◆ **Data provided**
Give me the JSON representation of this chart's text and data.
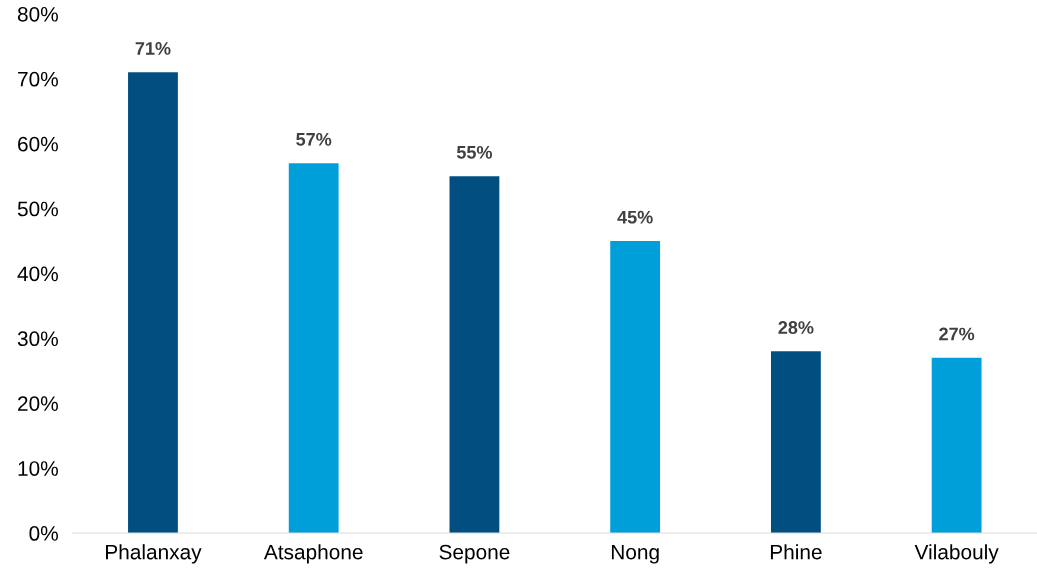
{
  "chart_data": {
    "type": "bar",
    "categories": [
      "Phalanxay",
      "Atsaphone",
      "Sepone",
      "Nong",
      "Phine",
      "Vilabouly"
    ],
    "values": [
      71,
      57,
      55,
      45,
      28,
      27
    ],
    "colors": [
      "#004f80",
      "#009fd9",
      "#004f80",
      "#009fd9",
      "#004f80",
      "#009fd9"
    ],
    "value_labels": [
      "71%",
      "57%",
      "55%",
      "45%",
      "28%",
      "27%"
    ],
    "ylim": [
      0,
      80
    ],
    "yticks": [
      {
        "value": 0,
        "label": "0%"
      },
      {
        "value": 10,
        "label": "10%"
      },
      {
        "value": 20,
        "label": "20%"
      },
      {
        "value": 30,
        "label": "30%"
      },
      {
        "value": 40,
        "label": "40%"
      },
      {
        "value": 50,
        "label": "50%"
      },
      {
        "value": 60,
        "label": "60%"
      },
      {
        "value": 70,
        "label": "70%"
      },
      {
        "value": 80,
        "label": "80%"
      }
    ],
    "grid": false,
    "legend": false
  }
}
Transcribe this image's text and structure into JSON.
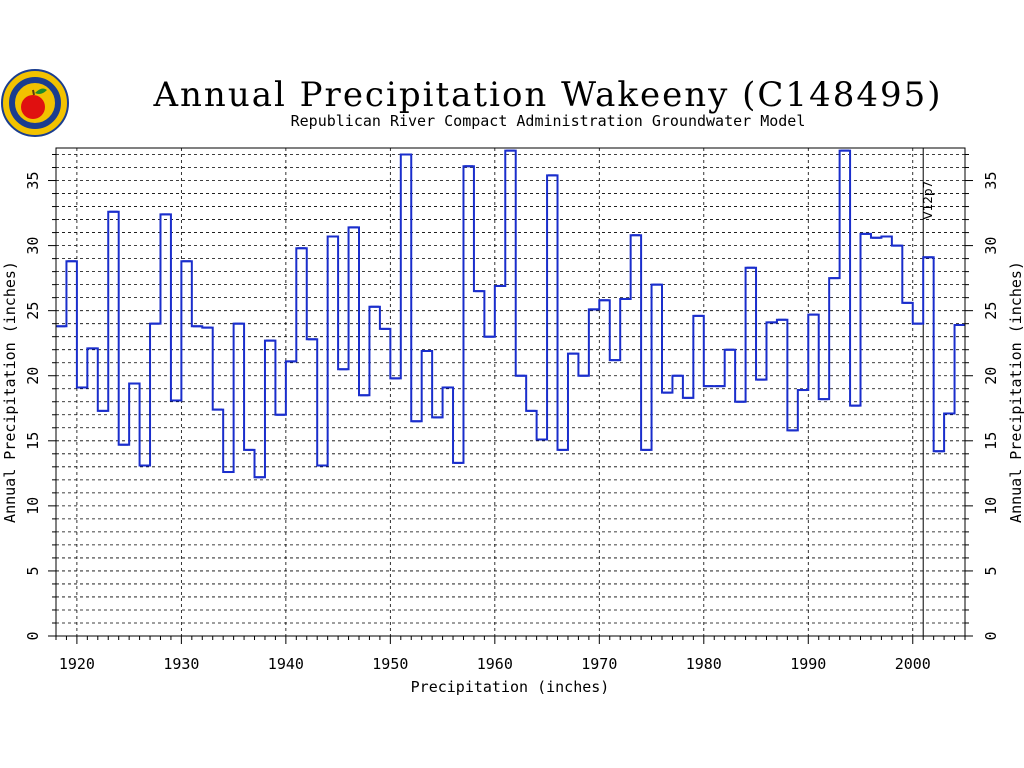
{
  "logo": {
    "name": "rrca-logo",
    "colors": {
      "ring": "#1a3d8f",
      "fill": "#f2c200",
      "apple": "#e01010",
      "leaf": "#1f8a2a"
    }
  },
  "chart_data": {
    "type": "line",
    "step": true,
    "title": "Annual Precipitation Wakeeny (C148495)",
    "subtitle": "Republican River Compact Administration Groundwater Model",
    "xlabel": "Precipitation  (inches)",
    "ylabel": "Annual  Precipitation  (inches)",
    "ylabel_right": "Annual  Precipitation  (inches)",
    "xlim": [
      1918,
      2005
    ],
    "ylim": [
      0,
      37.5
    ],
    "x_ticks": [
      1920,
      1930,
      1940,
      1950,
      1960,
      1970,
      1980,
      1990,
      2000
    ],
    "y_ticks": [
      0,
      5,
      10,
      15,
      20,
      25,
      30,
      35
    ],
    "grid": true,
    "annotation": {
      "text": "V12p7",
      "x": 2001
    },
    "series": [
      {
        "color": "#1a2ecc",
        "x": [
          1918,
          1919,
          1920,
          1921,
          1922,
          1923,
          1924,
          1925,
          1926,
          1927,
          1928,
          1929,
          1930,
          1931,
          1932,
          1933,
          1934,
          1935,
          1936,
          1937,
          1938,
          1939,
          1940,
          1941,
          1942,
          1943,
          1944,
          1945,
          1946,
          1947,
          1948,
          1949,
          1950,
          1951,
          1952,
          1953,
          1954,
          1955,
          1956,
          1957,
          1958,
          1959,
          1960,
          1961,
          1962,
          1963,
          1964,
          1965,
          1966,
          1967,
          1968,
          1969,
          1970,
          1971,
          1972,
          1973,
          1974,
          1975,
          1976,
          1977,
          1978,
          1979,
          1980,
          1981,
          1982,
          1983,
          1984,
          1985,
          1986,
          1987,
          1988,
          1989,
          1990,
          1991,
          1992,
          1993,
          1994,
          1995,
          1996,
          1997,
          1998,
          1999,
          2000,
          2001,
          2002,
          2003,
          2004
        ],
        "values": [
          23.8,
          28.8,
          19.1,
          22.1,
          17.3,
          32.6,
          14.7,
          19.4,
          13.1,
          24.0,
          32.4,
          18.1,
          28.8,
          23.8,
          23.7,
          17.4,
          12.6,
          24.0,
          14.3,
          12.2,
          22.7,
          17.0,
          21.1,
          29.8,
          22.8,
          13.1,
          30.7,
          20.5,
          31.4,
          18.5,
          25.3,
          23.6,
          19.8,
          37.0,
          16.5,
          21.9,
          16.8,
          19.1,
          13.3,
          36.1,
          26.5,
          23.0,
          26.9,
          37.3,
          20.0,
          17.3,
          15.1,
          35.4,
          14.3,
          21.7,
          20.0,
          25.1,
          25.8,
          21.2,
          25.9,
          30.8,
          14.3,
          27.0,
          18.7,
          20.0,
          18.3,
          24.6,
          19.2,
          19.2,
          22.0,
          18.0,
          28.3,
          19.7,
          24.1,
          24.3,
          15.8,
          18.9,
          24.7,
          18.2,
          27.5,
          37.3,
          17.7,
          30.9,
          30.6,
          30.7,
          30.0,
          25.6,
          24.0,
          29.1,
          14.2,
          17.1,
          23.9
        ]
      }
    ]
  }
}
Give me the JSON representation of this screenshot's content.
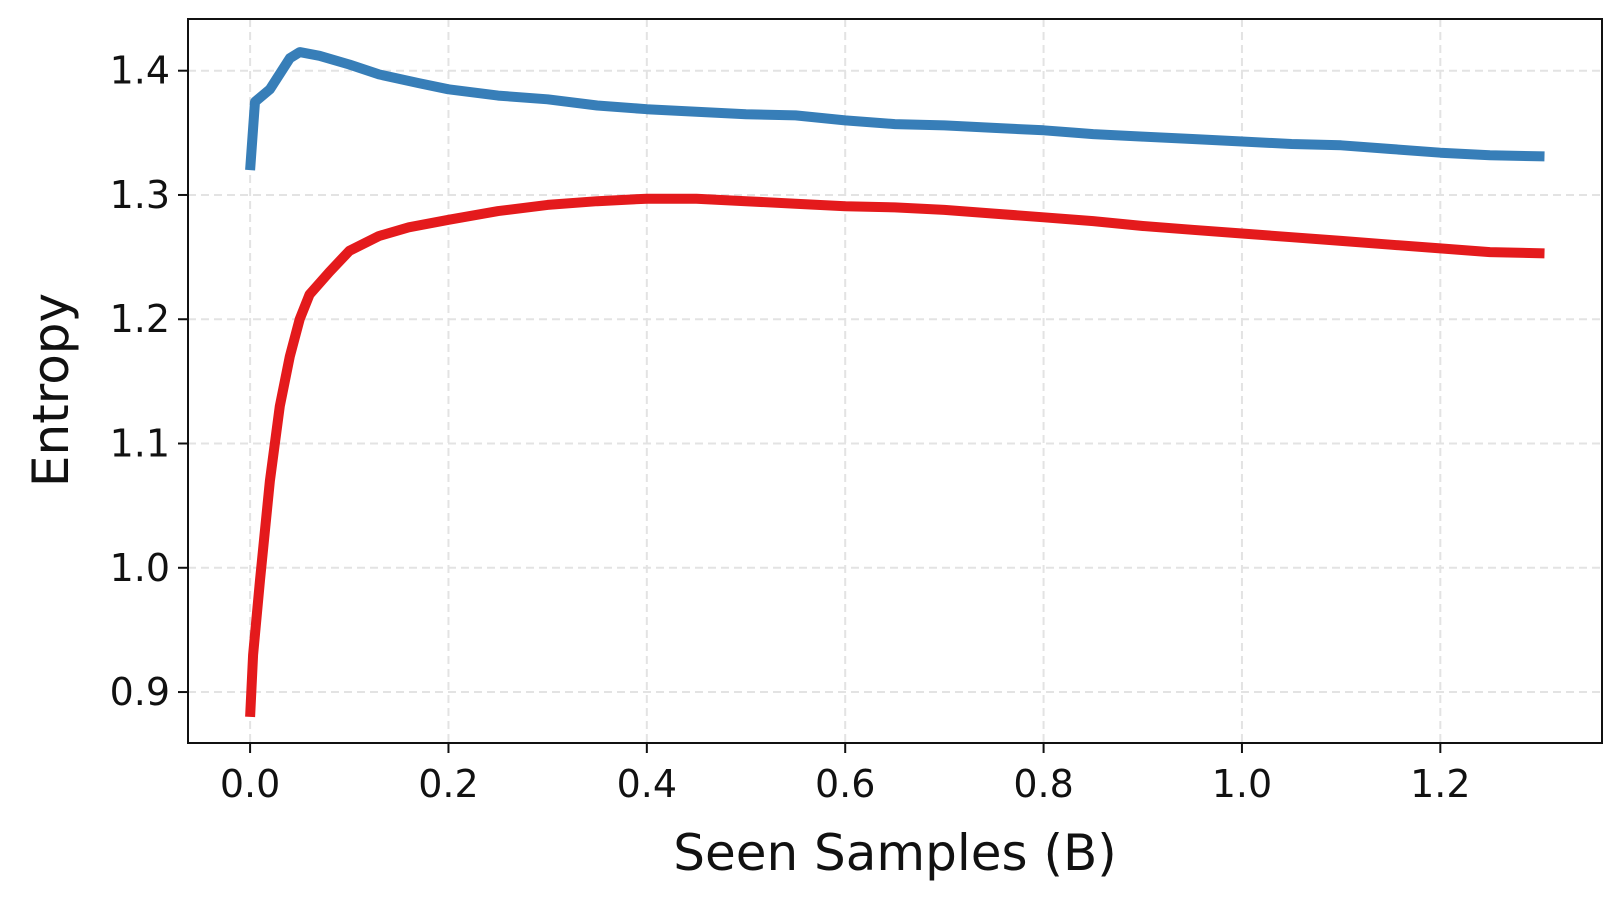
{
  "chart_data": {
    "type": "line",
    "x_label": "Seen Samples (B)",
    "y_label": "Entropy",
    "xlim": [
      -0.0626,
      1.363
    ],
    "ylim": [
      0.859,
      1.4416
    ],
    "xticks": [
      {
        "value": 0,
        "label": "0.0"
      },
      0.2,
      0.4,
      0.6,
      0.8,
      {
        "value": 1,
        "label": "1.0"
      },
      1.2
    ],
    "yticks": [
      0.9,
      {
        "value": 1,
        "label": "1.0"
      },
      1.1,
      1.2,
      1.3,
      1.4
    ],
    "grid": true,
    "series": [
      {
        "color": "#377eb8",
        "x": [
          0,
          0.005,
          0.02,
          0.04,
          0.05,
          0.07,
          0.1,
          0.13,
          0.17,
          0.2,
          0.25,
          0.3,
          0.35,
          0.4,
          0.45,
          0.5,
          0.55,
          0.6,
          0.65,
          0.7,
          0.75,
          0.8,
          0.85,
          0.9,
          0.95,
          1.0,
          1.05,
          1.1,
          1.15,
          1.2,
          1.25,
          1.305
        ],
        "values": [
          1.32,
          1.375,
          1.385,
          1.41,
          1.415,
          1.412,
          1.405,
          1.397,
          1.39,
          1.385,
          1.38,
          1.377,
          1.372,
          1.369,
          1.367,
          1.365,
          1.364,
          1.36,
          1.357,
          1.356,
          1.354,
          1.352,
          1.349,
          1.347,
          1.345,
          1.343,
          1.341,
          1.34,
          1.337,
          1.334,
          1.332,
          1.331
        ]
      },
      {
        "color": "#e41a1c",
        "x": [
          0,
          0.003,
          0.01,
          0.02,
          0.03,
          0.04,
          0.05,
          0.06,
          0.08,
          0.1,
          0.13,
          0.16,
          0.2,
          0.25,
          0.3,
          0.35,
          0.4,
          0.45,
          0.5,
          0.55,
          0.6,
          0.65,
          0.7,
          0.75,
          0.8,
          0.85,
          0.9,
          0.95,
          1.0,
          1.05,
          1.1,
          1.15,
          1.2,
          1.25,
          1.305
        ],
        "values": [
          0.88,
          0.93,
          0.99,
          1.07,
          1.13,
          1.17,
          1.2,
          1.22,
          1.238,
          1.255,
          1.267,
          1.274,
          1.28,
          1.287,
          1.292,
          1.295,
          1.297,
          1.297,
          1.295,
          1.293,
          1.291,
          1.29,
          1.288,
          1.285,
          1.282,
          1.279,
          1.275,
          1.272,
          1.269,
          1.266,
          1.263,
          1.26,
          1.257,
          1.254,
          1.253
        ]
      }
    ]
  }
}
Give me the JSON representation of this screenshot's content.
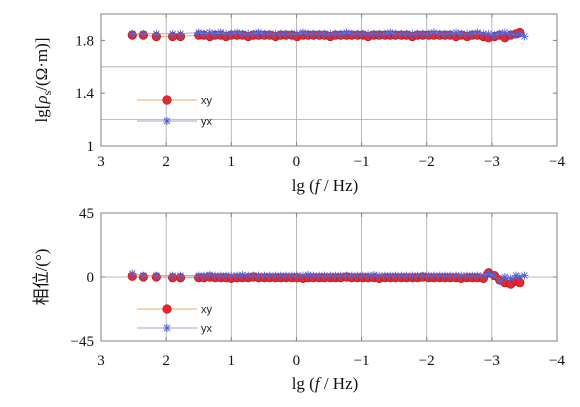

◆ **Task directions**
Gather and return every line that holds the string "text".

◆ **Complete response**
Give me the JSON representation of this chart's text and data.
Transcribe this image's text and structure into JSON.
      "text": "V12p7",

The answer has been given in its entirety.